■ Exercise details ■
In the data below, how many lines include the string "pancreatic"? Give only the number.

-------- Supplied entries

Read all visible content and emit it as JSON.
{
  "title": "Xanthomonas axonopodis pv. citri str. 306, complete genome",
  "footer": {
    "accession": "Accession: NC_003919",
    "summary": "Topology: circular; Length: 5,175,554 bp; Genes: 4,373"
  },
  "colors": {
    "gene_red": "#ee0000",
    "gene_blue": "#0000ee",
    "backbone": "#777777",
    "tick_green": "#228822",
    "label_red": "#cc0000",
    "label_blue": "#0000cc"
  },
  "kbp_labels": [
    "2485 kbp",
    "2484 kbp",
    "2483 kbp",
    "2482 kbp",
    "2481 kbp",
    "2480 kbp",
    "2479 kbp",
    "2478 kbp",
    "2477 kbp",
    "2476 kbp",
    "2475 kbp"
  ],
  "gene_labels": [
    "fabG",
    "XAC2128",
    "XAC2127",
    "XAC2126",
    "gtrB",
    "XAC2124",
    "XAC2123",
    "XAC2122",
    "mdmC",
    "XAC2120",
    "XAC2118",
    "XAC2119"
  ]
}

----------------
-------- Supplied entries

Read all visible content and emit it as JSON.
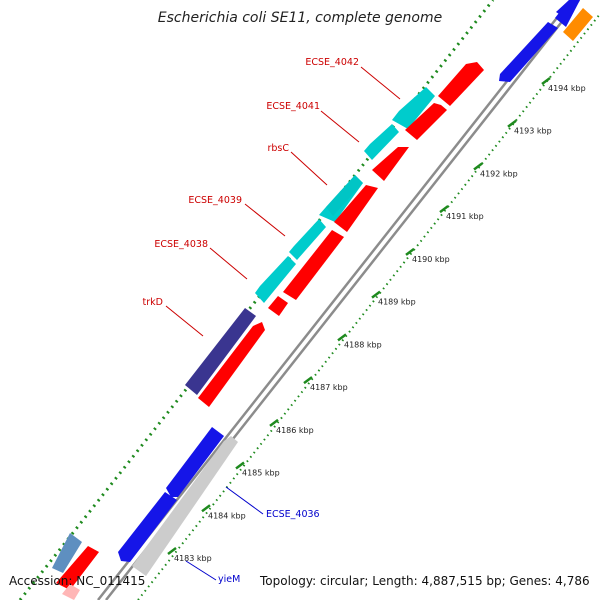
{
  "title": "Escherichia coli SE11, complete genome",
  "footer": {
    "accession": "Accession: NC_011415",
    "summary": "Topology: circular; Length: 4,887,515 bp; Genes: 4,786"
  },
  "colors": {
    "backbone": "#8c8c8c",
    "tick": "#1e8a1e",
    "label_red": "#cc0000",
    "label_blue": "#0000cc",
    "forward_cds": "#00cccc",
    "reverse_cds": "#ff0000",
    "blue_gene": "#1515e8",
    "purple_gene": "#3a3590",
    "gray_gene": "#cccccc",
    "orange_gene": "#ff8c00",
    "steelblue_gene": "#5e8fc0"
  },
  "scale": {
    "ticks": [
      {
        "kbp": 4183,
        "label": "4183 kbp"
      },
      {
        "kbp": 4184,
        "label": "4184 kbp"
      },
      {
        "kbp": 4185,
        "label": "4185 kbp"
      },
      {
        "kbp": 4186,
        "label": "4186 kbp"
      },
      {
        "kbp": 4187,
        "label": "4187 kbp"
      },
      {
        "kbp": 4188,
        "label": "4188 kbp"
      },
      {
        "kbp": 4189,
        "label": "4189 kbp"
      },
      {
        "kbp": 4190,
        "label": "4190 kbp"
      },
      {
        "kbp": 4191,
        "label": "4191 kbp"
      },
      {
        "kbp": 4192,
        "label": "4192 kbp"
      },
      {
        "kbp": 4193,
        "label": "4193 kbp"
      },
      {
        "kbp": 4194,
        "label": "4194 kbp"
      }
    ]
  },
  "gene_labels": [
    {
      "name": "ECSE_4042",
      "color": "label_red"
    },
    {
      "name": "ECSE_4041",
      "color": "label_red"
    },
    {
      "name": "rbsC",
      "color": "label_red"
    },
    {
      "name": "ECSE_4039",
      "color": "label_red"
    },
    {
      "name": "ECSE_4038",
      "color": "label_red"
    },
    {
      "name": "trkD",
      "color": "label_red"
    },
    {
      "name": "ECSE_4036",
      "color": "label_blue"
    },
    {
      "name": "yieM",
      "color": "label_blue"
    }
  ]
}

----------------
-------- Supplied entries

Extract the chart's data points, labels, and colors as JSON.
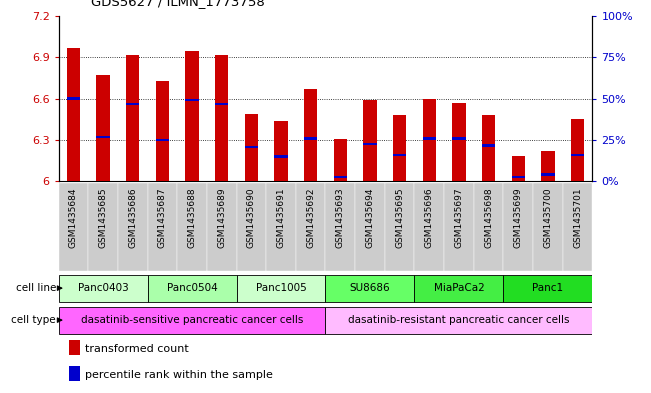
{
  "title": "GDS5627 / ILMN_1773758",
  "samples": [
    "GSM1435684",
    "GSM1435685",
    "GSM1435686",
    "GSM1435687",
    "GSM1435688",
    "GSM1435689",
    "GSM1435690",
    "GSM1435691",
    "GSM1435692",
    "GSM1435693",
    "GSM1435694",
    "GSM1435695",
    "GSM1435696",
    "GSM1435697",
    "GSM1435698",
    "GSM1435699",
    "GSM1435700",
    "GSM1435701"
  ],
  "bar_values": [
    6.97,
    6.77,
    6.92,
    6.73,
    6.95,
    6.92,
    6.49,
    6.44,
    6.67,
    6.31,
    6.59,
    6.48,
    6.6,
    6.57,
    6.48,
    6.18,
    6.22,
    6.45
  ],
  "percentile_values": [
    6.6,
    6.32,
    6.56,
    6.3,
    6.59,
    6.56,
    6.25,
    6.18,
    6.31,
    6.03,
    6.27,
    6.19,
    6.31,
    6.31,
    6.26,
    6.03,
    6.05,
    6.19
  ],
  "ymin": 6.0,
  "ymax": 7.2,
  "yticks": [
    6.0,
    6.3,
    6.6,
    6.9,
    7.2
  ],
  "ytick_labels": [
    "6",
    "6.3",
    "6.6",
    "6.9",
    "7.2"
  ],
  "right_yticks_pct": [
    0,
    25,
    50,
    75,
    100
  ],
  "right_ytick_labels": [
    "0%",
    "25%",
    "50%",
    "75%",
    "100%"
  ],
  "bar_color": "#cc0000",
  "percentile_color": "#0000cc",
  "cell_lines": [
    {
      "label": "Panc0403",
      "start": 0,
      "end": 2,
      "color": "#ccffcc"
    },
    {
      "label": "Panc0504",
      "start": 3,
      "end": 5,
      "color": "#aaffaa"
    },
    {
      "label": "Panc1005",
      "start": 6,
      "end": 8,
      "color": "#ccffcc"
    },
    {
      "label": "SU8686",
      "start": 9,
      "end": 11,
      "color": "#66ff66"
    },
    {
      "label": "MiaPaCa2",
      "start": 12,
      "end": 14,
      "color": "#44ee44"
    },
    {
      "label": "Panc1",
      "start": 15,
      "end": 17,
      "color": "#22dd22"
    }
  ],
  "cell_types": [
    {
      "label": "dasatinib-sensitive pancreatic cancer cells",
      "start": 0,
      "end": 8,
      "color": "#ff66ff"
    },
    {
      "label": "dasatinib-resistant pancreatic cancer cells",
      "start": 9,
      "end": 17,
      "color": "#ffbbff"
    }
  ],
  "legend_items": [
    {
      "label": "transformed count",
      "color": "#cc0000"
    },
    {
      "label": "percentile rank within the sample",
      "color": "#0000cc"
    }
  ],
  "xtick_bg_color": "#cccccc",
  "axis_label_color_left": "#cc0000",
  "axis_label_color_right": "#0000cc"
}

----------------

■ Exercise solution ■
2